### Exercise brief
Reproduce the entries from their first line through the line containing "staticText: A bbox=[448, 148, 461, 158]", both ends included, character for character.

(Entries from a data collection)
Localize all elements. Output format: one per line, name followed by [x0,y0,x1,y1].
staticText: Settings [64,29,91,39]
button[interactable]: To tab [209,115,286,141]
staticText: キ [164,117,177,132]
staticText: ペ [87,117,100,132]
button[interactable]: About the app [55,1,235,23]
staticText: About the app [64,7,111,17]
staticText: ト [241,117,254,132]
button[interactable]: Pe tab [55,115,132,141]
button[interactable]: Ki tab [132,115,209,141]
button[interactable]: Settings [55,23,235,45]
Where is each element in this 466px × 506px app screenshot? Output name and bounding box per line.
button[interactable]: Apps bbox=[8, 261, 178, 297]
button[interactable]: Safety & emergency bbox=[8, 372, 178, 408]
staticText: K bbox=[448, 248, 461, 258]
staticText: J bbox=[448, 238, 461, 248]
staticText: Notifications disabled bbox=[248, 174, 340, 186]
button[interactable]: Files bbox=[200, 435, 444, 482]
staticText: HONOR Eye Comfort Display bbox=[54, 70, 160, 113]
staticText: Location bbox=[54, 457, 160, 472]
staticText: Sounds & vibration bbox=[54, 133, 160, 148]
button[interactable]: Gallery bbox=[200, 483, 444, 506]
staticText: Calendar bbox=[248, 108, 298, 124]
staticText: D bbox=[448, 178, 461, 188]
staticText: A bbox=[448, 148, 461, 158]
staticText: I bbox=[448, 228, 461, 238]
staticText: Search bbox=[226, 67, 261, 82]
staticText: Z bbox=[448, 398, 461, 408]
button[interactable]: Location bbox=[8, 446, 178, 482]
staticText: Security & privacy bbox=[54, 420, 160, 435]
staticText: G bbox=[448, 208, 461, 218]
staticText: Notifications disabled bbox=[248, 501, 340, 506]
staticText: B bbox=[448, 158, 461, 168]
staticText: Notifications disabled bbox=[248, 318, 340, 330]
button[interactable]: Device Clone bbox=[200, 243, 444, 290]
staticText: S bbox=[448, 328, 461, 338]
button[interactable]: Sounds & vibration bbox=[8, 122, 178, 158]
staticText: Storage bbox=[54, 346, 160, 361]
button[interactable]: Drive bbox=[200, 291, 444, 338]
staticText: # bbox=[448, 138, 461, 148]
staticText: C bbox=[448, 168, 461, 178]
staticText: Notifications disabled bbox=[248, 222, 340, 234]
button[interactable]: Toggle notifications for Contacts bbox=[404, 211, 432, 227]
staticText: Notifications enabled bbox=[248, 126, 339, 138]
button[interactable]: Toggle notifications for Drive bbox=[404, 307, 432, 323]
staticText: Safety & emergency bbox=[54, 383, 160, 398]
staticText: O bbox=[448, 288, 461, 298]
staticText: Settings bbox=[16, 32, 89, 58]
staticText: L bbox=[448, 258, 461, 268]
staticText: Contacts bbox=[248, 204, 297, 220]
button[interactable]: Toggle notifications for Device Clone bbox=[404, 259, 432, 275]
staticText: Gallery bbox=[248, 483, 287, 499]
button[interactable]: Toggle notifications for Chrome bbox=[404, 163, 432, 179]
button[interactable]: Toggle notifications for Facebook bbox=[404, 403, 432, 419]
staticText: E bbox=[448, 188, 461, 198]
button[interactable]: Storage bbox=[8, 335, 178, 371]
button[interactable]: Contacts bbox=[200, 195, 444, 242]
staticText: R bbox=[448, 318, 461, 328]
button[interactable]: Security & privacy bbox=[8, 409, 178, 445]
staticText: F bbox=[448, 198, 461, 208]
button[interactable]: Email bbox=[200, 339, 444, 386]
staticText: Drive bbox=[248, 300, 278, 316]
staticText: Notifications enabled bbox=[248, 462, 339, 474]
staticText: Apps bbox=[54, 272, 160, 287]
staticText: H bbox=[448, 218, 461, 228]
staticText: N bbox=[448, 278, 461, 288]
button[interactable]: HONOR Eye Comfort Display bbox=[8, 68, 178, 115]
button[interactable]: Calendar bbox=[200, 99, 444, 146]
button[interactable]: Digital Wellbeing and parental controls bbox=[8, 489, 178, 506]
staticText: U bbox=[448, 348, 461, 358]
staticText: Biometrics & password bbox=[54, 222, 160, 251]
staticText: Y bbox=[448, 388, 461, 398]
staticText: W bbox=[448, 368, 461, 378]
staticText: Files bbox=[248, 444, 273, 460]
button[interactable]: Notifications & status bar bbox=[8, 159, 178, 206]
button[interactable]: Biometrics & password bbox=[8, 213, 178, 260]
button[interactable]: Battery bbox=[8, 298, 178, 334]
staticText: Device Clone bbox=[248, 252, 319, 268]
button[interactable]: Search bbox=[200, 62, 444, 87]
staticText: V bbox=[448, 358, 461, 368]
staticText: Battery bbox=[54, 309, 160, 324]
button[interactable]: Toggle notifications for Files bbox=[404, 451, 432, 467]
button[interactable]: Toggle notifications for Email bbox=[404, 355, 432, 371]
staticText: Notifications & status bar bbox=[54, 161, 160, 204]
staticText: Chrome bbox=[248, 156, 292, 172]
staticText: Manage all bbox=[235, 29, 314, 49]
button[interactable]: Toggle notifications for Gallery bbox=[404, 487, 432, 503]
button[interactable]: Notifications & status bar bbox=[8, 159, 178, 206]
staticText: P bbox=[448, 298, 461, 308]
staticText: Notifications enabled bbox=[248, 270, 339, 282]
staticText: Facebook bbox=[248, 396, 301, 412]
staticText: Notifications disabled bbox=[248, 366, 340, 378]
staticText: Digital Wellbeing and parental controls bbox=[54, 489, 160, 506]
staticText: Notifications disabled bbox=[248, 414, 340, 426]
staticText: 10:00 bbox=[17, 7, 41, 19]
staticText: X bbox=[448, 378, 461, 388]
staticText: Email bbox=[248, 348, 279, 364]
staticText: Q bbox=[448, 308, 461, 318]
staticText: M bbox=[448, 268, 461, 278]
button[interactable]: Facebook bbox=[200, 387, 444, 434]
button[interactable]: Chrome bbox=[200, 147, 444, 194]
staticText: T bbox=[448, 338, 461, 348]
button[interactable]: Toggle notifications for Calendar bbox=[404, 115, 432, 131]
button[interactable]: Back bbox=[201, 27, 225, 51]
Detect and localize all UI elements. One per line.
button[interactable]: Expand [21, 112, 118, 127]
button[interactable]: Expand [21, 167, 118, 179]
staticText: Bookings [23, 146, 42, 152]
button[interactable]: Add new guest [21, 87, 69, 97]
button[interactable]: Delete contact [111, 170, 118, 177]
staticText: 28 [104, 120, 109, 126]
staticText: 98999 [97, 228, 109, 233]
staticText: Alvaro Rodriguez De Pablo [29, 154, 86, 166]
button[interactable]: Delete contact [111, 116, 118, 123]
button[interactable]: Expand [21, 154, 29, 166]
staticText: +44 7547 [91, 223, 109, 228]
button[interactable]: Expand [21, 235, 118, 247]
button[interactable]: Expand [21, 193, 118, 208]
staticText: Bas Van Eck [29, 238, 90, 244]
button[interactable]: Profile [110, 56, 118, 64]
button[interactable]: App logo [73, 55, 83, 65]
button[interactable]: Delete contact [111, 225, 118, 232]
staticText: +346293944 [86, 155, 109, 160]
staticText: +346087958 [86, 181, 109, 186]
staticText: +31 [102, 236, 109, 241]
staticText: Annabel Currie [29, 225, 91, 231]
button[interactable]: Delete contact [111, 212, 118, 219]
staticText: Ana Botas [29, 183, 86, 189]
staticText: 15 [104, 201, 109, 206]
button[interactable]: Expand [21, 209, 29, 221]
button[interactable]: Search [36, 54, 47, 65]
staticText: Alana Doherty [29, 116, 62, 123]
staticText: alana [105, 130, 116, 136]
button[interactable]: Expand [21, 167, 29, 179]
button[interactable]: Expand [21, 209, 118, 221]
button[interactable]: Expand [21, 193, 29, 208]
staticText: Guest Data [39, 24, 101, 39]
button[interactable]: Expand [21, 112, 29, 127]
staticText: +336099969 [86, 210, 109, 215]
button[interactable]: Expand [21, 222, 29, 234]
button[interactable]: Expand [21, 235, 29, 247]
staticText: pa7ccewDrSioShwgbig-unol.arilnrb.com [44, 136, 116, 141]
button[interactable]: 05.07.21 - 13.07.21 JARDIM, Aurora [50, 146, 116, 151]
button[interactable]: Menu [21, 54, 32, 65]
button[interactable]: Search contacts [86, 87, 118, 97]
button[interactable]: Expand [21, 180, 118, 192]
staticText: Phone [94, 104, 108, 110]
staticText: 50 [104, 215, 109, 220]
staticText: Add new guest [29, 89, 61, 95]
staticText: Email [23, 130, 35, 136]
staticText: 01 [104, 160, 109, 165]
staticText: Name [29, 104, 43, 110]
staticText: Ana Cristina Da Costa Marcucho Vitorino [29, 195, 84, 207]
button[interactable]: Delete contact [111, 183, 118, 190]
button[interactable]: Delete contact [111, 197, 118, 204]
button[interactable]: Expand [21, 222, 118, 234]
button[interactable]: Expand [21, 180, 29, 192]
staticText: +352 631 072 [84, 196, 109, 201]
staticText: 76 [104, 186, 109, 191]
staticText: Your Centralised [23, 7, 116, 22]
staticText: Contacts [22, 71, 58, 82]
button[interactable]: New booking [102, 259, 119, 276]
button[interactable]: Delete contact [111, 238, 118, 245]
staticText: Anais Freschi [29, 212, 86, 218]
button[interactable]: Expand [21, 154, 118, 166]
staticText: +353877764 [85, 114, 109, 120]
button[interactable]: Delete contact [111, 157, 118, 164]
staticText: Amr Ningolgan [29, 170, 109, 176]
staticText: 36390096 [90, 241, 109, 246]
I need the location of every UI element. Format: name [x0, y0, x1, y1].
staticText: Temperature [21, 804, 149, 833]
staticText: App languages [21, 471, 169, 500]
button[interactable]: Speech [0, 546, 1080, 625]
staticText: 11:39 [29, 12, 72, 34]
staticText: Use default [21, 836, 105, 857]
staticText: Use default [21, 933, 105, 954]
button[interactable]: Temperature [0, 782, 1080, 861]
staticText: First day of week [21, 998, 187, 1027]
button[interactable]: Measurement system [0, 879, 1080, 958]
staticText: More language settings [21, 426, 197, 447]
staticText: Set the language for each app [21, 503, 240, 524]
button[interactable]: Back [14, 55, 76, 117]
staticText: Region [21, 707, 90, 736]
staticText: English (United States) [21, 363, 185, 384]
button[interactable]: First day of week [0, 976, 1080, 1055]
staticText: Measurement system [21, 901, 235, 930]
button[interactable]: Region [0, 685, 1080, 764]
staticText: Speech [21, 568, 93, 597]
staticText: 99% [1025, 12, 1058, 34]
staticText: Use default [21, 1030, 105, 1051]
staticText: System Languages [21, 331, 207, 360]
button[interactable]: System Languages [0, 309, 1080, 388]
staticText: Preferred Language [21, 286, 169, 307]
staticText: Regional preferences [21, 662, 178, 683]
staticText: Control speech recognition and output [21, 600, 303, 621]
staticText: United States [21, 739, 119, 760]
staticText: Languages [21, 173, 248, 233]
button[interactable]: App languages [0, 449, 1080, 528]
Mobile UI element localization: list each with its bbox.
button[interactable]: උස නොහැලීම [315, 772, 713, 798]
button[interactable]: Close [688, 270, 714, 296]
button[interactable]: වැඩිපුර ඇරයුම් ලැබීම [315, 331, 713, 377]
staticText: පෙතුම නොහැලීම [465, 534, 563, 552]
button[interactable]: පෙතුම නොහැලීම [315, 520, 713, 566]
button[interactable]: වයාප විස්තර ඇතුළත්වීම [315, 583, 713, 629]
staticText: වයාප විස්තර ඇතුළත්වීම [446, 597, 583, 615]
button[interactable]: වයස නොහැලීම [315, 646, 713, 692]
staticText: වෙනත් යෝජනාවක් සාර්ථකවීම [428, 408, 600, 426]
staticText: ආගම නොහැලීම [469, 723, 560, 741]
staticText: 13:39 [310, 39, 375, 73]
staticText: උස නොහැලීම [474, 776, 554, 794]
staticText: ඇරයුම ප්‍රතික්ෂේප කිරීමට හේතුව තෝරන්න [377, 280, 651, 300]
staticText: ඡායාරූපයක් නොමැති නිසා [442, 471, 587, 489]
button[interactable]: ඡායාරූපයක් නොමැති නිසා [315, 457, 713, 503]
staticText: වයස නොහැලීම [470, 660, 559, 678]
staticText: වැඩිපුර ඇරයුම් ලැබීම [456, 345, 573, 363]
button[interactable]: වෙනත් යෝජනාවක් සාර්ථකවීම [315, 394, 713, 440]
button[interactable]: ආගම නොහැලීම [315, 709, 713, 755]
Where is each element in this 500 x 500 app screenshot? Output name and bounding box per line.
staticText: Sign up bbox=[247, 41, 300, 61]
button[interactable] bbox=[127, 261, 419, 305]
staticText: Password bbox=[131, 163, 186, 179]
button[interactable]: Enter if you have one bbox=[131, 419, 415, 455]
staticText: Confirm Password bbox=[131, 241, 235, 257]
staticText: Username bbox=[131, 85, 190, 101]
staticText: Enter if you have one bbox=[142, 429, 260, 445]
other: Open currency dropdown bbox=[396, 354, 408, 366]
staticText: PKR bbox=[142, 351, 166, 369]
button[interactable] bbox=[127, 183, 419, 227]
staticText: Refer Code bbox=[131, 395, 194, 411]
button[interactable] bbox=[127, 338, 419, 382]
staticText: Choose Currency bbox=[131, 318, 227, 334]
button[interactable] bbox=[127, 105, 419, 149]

### Expected answer
Localize all elements. Output format: one per line, name followed by [x0,y0,x1,y1].
staticText: Settings [64,29,91,39]
button[interactable]: To tab [209,115,286,141]
staticText: キ [164,117,177,132]
staticText: ペ [87,117,100,132]
button[interactable]: About the app [55,1,235,23]
staticText: About the app [64,7,111,17]
staticText: ト [241,117,254,132]
button[interactable]: Pe tab [55,115,132,141]
button[interactable]: Ki tab [132,115,209,141]
button[interactable]: Settings [55,23,235,45]
Where is each element in this 466px × 506px app screenshot? Output name and bounding box per line.
button[interactable]: Apps bbox=[8, 261, 178, 297]
button[interactable]: Safety & emergency bbox=[8, 372, 178, 408]
staticText: K bbox=[448, 248, 461, 258]
staticText: J bbox=[448, 238, 461, 248]
staticText: Notifications disabled bbox=[248, 174, 340, 186]
button[interactable]: Files bbox=[200, 435, 444, 482]
staticText: HONOR Eye Comfort Display bbox=[54, 70, 160, 113]
staticText: Location bbox=[54, 457, 160, 472]
staticText: Sounds & vibration bbox=[54, 133, 160, 148]
button[interactable]: Gallery bbox=[200, 483, 444, 506]
staticText: Calendar bbox=[248, 108, 298, 124]
staticText: D bbox=[448, 178, 461, 188]
staticText: A bbox=[448, 148, 461, 158]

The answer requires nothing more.